05 giugno 2020 13:23

Ci sono pezzi bellissimi che pagano una durata che li rende scomodi per un concerto. Il primo concerto per piano di Felix Mendelssohn, op. 25, è uno di questi. Dura una ventina di minuti, quindi troppo poco per dedicargli metà del programma. Ci vuole qualcos’altro per rimpinzare il menu della prima parte della serata, ma una piccola ouverture non basta, serve un pezzo che duri almeno altri venti minuti: significa molto lavoro in più per orchestra e direttore. È forse anche per questo che, per esempio, i più agili e popolari poemi sinfonici di Richard Strauss (Don Juan, Till Eulenspiegel) hanno una discografia ricchissima ma io aspetto ancora di sentirmeli proporre dal vivo, mentre quelli mastodontici tipo Ein Heldenleben spuntano ogni due per tre.

- [Esercizio 1]: Secondo l'estratto, quanto dura il primo concerto per piano di Felix Mendelssohn?
- [Esercizio 2]: Indica se ciascuna affermazione concorda con l'estratto, citando le parole decisive: (a) il primo concerto per piano di Mendelssohn è l'op. 25; (b) una piccola ouverture basta a completare la prima parte della serata; (c) Ein Heldenleben viene proposto raramente dal vivo.
- [Esercizio 3]: Scrivi il seguito dell'estratto sul concerto per piano di Mendelssohn, ripartendo dopo la sua ultima frase.
I dati costituiscono materiale a sé, distinto dall'estratto.

Dati sui confini degli elementi:

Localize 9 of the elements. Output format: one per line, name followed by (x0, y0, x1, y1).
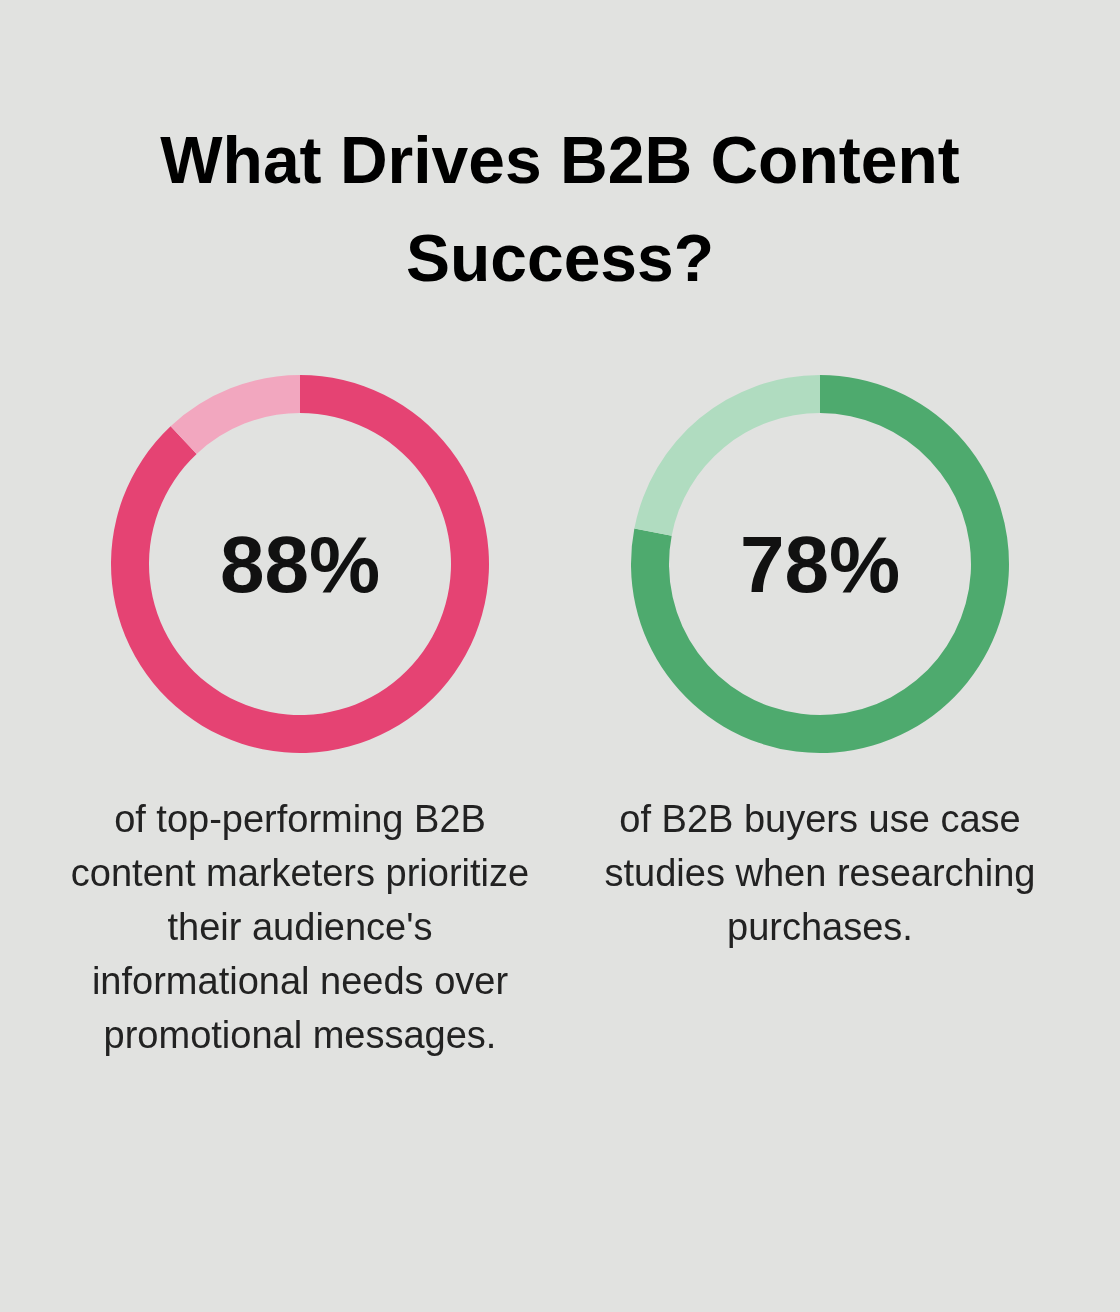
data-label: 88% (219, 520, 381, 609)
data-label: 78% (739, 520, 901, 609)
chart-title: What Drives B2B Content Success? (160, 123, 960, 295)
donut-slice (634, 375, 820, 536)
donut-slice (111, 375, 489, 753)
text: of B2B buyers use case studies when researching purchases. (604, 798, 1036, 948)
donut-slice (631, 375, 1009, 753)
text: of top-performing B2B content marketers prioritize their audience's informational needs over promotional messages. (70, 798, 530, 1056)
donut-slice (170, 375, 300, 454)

* * *

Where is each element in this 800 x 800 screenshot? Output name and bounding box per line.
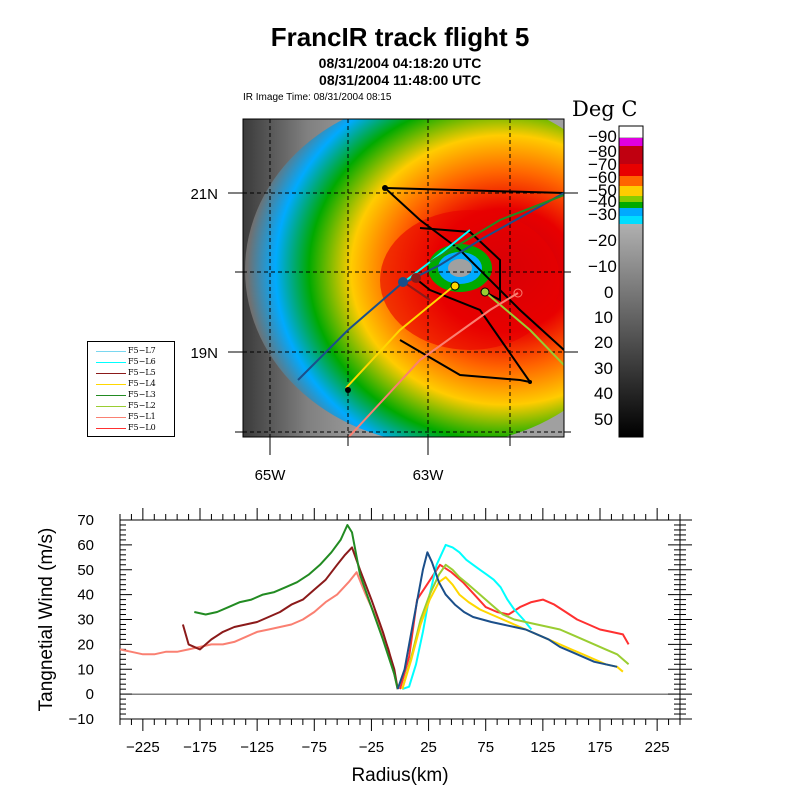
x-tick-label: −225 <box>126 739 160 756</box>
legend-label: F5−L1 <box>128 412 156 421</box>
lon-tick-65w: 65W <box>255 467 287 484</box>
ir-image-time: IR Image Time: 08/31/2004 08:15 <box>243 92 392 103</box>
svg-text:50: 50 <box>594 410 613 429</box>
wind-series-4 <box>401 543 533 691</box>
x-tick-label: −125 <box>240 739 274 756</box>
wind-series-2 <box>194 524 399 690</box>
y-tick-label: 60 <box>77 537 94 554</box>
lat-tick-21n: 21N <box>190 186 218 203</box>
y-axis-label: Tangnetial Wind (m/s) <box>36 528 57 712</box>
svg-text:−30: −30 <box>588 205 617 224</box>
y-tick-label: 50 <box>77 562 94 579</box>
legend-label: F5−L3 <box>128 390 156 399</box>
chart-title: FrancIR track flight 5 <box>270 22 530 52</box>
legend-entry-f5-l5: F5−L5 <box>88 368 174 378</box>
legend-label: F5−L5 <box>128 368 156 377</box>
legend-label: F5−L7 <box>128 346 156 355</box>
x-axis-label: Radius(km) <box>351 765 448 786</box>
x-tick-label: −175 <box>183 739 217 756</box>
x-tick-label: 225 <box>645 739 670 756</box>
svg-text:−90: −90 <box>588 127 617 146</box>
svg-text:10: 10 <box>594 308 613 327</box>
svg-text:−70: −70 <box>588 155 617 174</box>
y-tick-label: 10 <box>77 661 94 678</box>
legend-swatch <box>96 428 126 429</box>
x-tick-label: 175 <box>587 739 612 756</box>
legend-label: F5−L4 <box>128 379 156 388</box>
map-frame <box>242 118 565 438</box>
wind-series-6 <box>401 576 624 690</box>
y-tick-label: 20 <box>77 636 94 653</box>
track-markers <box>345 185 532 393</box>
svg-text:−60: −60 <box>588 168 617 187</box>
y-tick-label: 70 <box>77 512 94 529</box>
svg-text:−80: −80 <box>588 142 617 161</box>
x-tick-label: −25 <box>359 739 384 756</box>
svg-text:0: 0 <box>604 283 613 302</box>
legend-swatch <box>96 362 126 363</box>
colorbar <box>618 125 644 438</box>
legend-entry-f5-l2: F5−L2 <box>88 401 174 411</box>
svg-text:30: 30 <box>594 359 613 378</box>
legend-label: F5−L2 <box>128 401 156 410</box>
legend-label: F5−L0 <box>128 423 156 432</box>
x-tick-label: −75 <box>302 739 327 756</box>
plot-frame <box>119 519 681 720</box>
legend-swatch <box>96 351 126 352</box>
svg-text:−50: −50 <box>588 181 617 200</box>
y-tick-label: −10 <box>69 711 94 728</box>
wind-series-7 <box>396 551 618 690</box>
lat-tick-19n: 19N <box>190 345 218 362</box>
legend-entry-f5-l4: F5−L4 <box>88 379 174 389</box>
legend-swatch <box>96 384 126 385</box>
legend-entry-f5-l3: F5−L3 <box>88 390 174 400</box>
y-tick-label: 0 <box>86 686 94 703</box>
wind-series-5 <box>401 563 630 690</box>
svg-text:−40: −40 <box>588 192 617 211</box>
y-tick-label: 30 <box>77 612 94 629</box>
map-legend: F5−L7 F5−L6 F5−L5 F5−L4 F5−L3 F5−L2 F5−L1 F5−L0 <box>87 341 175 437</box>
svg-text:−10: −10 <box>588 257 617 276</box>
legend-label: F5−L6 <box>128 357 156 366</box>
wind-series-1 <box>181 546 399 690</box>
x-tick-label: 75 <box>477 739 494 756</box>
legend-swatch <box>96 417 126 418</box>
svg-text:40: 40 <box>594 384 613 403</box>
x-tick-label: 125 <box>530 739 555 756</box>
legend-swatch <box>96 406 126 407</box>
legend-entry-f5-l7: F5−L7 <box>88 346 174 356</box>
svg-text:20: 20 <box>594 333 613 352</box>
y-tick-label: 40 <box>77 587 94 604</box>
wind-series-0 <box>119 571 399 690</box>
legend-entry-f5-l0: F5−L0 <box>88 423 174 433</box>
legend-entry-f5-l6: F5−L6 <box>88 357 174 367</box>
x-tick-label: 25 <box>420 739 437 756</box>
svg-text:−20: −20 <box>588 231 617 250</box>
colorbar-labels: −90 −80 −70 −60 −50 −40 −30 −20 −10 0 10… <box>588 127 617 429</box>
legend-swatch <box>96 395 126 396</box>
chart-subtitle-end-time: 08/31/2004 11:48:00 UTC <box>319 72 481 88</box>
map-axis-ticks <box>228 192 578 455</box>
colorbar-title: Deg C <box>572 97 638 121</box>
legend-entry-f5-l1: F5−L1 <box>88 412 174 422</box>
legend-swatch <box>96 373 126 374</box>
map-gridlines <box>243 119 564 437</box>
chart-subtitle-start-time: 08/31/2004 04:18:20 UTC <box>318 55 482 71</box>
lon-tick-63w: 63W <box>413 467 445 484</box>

...

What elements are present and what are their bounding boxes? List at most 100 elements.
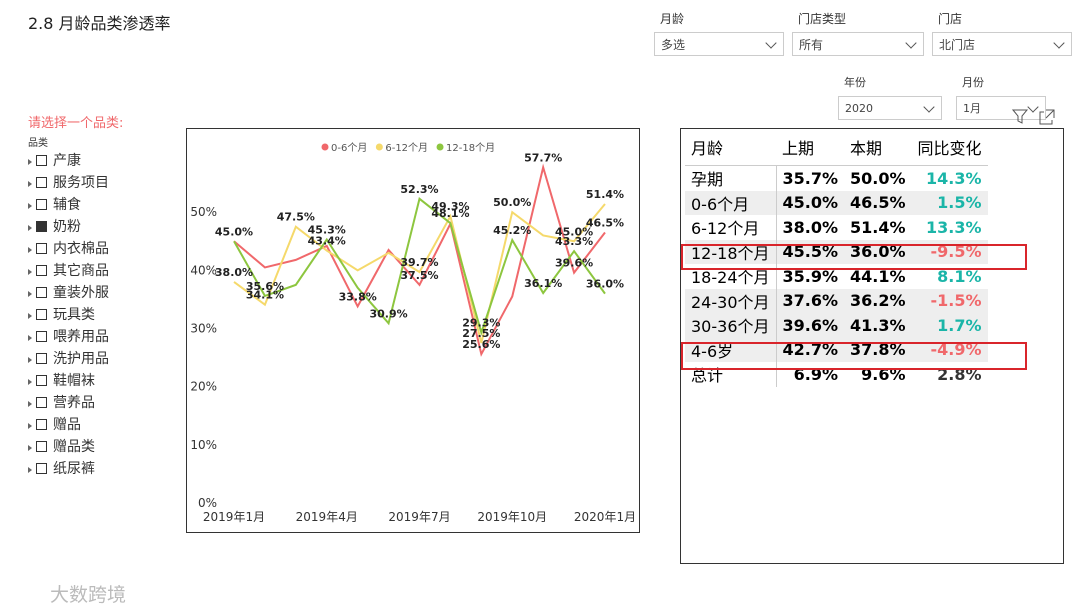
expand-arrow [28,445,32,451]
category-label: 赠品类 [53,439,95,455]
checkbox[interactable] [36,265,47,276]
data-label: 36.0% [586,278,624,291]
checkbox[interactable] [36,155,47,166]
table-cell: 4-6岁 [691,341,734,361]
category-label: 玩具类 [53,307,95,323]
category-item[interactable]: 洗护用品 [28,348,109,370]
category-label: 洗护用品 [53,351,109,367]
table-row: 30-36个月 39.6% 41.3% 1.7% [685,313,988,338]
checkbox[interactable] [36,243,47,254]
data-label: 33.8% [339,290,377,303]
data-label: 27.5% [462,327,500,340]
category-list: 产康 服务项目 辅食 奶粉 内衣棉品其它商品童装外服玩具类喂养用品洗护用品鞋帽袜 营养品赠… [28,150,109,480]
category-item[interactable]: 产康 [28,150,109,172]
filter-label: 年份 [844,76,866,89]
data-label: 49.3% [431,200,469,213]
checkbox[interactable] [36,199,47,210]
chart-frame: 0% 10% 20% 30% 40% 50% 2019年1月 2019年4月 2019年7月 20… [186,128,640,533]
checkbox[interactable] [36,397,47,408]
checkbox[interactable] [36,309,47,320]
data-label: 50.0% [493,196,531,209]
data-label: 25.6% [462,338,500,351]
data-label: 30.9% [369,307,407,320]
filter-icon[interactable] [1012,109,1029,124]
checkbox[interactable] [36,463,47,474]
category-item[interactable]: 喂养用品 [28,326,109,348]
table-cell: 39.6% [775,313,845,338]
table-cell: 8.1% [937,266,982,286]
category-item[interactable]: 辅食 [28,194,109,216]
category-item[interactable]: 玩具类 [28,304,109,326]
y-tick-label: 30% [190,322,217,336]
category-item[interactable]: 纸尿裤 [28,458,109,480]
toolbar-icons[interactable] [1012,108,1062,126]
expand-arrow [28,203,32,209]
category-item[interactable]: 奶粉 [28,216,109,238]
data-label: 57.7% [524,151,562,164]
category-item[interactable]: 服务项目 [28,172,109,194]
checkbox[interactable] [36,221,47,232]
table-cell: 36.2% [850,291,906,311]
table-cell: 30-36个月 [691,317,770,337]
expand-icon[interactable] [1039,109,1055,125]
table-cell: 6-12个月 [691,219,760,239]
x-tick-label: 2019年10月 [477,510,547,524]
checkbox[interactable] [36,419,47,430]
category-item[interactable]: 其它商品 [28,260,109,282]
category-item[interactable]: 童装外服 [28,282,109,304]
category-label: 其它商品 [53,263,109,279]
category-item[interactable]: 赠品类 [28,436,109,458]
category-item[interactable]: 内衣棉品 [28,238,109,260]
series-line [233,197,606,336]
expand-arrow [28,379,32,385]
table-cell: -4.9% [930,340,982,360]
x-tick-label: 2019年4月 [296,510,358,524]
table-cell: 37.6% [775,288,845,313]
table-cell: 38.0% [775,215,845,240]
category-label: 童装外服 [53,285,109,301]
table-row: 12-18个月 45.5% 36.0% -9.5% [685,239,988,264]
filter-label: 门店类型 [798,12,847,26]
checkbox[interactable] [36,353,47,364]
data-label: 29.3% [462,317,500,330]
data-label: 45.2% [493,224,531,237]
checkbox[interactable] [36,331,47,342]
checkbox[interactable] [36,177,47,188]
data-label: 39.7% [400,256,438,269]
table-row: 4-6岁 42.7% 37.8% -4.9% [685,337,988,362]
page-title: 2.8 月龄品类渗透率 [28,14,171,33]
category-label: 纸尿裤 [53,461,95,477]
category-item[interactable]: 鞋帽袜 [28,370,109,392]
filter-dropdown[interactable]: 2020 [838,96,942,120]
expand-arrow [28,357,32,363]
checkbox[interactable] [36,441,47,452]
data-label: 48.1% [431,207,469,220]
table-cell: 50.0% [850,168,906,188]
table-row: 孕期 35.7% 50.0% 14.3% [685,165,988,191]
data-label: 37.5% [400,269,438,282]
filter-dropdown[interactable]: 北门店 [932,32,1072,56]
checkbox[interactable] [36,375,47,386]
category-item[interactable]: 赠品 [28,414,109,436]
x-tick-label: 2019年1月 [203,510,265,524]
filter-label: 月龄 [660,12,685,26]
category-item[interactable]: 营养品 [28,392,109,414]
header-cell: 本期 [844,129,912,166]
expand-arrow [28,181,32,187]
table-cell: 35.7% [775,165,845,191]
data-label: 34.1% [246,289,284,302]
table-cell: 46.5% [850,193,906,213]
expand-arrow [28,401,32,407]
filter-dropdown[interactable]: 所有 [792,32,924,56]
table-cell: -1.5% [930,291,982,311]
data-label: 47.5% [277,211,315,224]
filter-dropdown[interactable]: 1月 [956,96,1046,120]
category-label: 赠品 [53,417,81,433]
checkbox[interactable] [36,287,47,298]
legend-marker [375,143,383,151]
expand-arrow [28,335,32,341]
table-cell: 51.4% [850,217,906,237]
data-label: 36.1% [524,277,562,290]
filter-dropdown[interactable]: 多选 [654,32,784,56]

- [Risultato finale 1]: Una ventina di minuti.

- [Risultato finale 2]:
(a) Sì: "Il primo concerto per piano di Felix Mendelssohn, op. 25, è uno di questi."
(b) No: "ma una piccola ouverture non basta"
(c) No: "quelli mastodontici tipo Ein Heldenleben spuntano ogni due per tre."

- [Risultato finale 3]:
Peccato per Mendelssohn, perché il suo primo concerto, del 1831, è uno dei lavori più piacevoli di un compositore che nei suoi 38 anni di vita ne ha scritti un’infinità. Nel suo sempre preziosissimo Guida all’ascolto della musica sinfonica (Feltrinelli 1967, 2014) Giacomo Manzoni scrive:

È un pezzo scritto nel segno di un brillante virtuosismo, senza malinconie, senza ripensamenti: dal principio alla fine esso fluisce con una scioltezza di discorso e con una prestigiosità tecnica da travolgere anche l’ascoltatore più distratto.

Impossibile distrarsi con l’esecuzione di Rudolf Serkin, che, come diceva Piero Rattalino in Da Clementi a Pollini (Ricordi 1983, 2013), “dà sempre l’impressione di essere l’inventore che sta scoprendo e che non riflette sulla sua nuova scoperta perché la trova nuova e bella”. Poi citava Chopin: “Mentre si compone sembra che tutto vada bene: se fosse diversamente non si scriverebbe mai”. All’epoca Mendelssohn, che aveva 22 anni, scriveva già tantissimo. Meno male. Riscopriamo il suo concerto con questo disco perfetto.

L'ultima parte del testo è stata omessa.